▶ _What you should do_
Retype the whole listing verbatim and keep the pictures out of it.

┌─ Source material

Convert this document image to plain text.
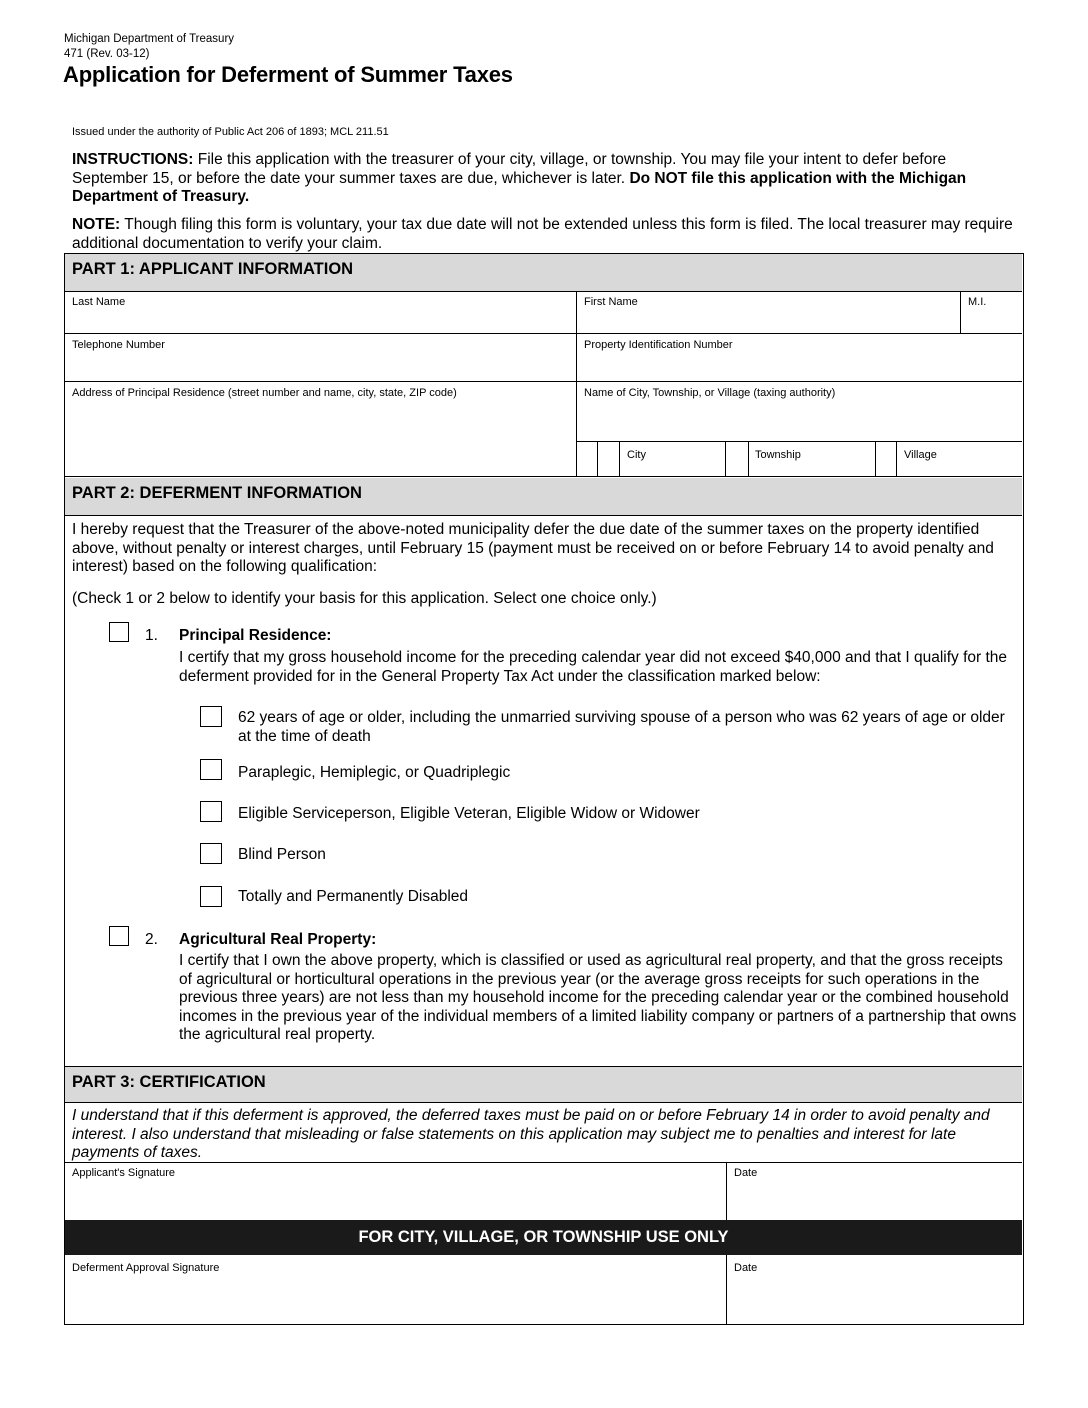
Michigan Department of Treasury
471 (Rev. 03-12)
Application for Deferment of Summer Taxes
Issued under the authority of Public Act 206 of 1893; MCL 211.51
INSTRUCTIONS: File this application with the treasurer of your city, village, or township. You may file your intent to defer before September 15, or before the date your summer taxes are due, whichever is later. Do NOT file this application with the Michigan Department of Treasury.
NOTE: Though filing this form is voluntary, your tax due date will not be extended unless this form is filed. The local treasurer may require additional documentation to verify your claim.
PART 1: APPLICANT INFORMATION
Last Name	First Name	M.I.
Telephone Number	Property Identification Number
Address of Principal Residence (street number and name, city, state, ZIP code)	Name of City, Township, or Village (taxing authority)
City	Township	Village
PART 2: DEFERMENT INFORMATION
I hereby request that the Treasurer of the above-noted municipality defer the due date of the summer taxes on the property identified above, without penalty or interest charges, until February 15 (payment must be received on or before February 14 to avoid penalty and interest) based on the following qualification:
(Check 1 or 2 below to identify your basis for this application. Select one choice only.)
1. Principal Residence:
I certify that my gross household income for the preceding calendar year did not exceed $40,000 and that I qualify for the deferment provided for in the General Property Tax Act under the classification marked below:
62 years of age or older, including the unmarried surviving spouse of a person who was 62 years of age or older at the time of death
Paraplegic, Hemiplegic, or Quadriplegic
Eligible Serviceperson, Eligible Veteran, Eligible Widow or Widower
Blind Person
Totally and Permanently Disabled
2. Agricultural Real Property:
I certify that I own the above property, which is classified or used as agricultural real property, and that the gross receipts of agricultural or horticultural operations in the previous year (or the average gross receipts for such operations in the previous three years) are not less than my household income for the preceding calendar year or the combined household incomes in the previous year of the individual members of a limited liability company or partners of a partnership that owns the agricultural real property.
PART 3: CERTIFICATION
I understand that if this deferment is approved, the deferred taxes must be paid on or before February 14 in order to avoid penalty and interest. I also understand that misleading or false statements on this application may subject me to penalties and interest for late payments of taxes.
Applicant's Signature	Date
FOR CITY, VILLAGE, OR TOWNSHIP USE ONLY
Deferment Approval Signature	Date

└─

▶ _Exercise response_
Convert this document image to plain text.
Michigan Department of Treasury
471 (Rev. 03-12)
Application for Deferment of Summer Taxes
Issued under the authority of Public Act 206 of 1893; MCL 211.51
INSTRUCTIONS: File this application with the treasurer of your city, village, or township. You may file your intent to defer before September 15, or before the date your summer taxes are due, whichever is later. Do NOT file this application with the Michigan Department of Treasury.
NOTE: Though filing this form is voluntary, your tax due date will not be extended unless this form is filed. The local treasurer may require additional documentation to verify your claim.
PART 1: APPLICANT INFORMATION
Last Name	First Name	M.I.
Telephone Number	Property Identification Number
Address of Principal Residence (street number and name, city, state, ZIP code)	Name of City, Township, or Village (taxing authority)
City	Township	Village
PART 2: DEFERMENT INFORMATION
I hereby request that the Treasurer of the above-noted municipality defer the due date of the summer taxes on the property identified above, without penalty or interest charges, until February 15 (payment must be received on or before February 14 to avoid penalty and interest) based on the following qualification:
(Check 1 or 2 below to identify your basis for this application. Select one choice only.)
1. Principal Residence:
I certify that my gross household income for the preceding calendar year did not exceed $40,000 and that I qualify for the deferment provided for in the General Property Tax Act under the classification marked below:
62 years of age or older, including the unmarried surviving spouse of a person who was 62 years of age or older at the time of death
Paraplegic, Hemiplegic, or Quadriplegic
Eligible Serviceperson, Eligible Veteran, Eligible Widow or Widower
Blind Person
Totally and Permanently Disabled
2. Agricultural Real Property:
I certify that I own the above property, which is classified or used as agricultural real property, and that the gross receipts of agricultural or horticultural operations in the previous year (or the average gross receipts for such operations in the previous three years) are not less than my household income for the preceding calendar year or the combined household incomes in the previous year of the individual members of a limited liability company or partners of a partnership that owns the agricultural real property.
PART 3: CERTIFICATION
I understand that if this deferment is approved, the deferred taxes must be paid on or before February 14 in order to avoid penalty and interest. I also understand that misleading or false statements on this application may subject me to penalties and interest for late payments of taxes.
Applicant's Signature	Date
FOR CITY, VILLAGE, OR TOWNSHIP USE ONLY
Deferment Approval Signature	Date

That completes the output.